The request
Collect all lines from the records below that include the word "name".

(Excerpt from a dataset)

^^^^^^^^^^^^^^^^

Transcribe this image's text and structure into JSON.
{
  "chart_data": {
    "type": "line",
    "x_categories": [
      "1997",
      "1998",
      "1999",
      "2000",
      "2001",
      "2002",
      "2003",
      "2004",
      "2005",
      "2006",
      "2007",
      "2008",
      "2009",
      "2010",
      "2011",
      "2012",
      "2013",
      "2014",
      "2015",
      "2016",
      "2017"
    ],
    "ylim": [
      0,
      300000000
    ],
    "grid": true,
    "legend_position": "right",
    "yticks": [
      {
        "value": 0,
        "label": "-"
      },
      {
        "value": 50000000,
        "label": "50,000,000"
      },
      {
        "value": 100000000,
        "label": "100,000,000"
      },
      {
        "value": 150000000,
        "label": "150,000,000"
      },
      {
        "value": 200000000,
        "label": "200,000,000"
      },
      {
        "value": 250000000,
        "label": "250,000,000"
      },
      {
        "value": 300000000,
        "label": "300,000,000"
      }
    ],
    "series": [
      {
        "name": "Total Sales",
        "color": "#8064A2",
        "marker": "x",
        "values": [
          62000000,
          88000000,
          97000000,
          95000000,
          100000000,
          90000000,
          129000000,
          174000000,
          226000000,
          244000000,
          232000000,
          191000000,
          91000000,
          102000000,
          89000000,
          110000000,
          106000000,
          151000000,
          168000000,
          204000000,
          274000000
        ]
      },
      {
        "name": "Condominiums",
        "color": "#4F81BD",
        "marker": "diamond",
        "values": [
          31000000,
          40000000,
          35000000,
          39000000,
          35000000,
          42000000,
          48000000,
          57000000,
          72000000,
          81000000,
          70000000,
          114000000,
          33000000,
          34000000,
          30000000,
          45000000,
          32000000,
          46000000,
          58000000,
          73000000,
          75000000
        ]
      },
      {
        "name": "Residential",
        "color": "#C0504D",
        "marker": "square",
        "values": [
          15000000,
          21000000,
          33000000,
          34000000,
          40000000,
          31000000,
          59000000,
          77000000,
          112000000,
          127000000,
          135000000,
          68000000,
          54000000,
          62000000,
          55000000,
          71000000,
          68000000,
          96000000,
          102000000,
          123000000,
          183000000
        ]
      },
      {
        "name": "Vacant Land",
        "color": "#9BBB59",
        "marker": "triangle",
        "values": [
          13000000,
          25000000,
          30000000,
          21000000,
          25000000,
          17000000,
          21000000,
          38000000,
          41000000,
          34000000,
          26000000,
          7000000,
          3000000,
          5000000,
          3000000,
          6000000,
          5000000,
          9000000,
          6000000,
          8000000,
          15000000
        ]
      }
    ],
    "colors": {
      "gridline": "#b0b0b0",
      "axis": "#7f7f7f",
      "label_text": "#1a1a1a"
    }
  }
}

^^^^^^^^^^^^^^^^

Problem solution
        "name": "Total Sales",
        "name": "Condominiums",
        "name": "Residential",
        "name": "Vacant Land",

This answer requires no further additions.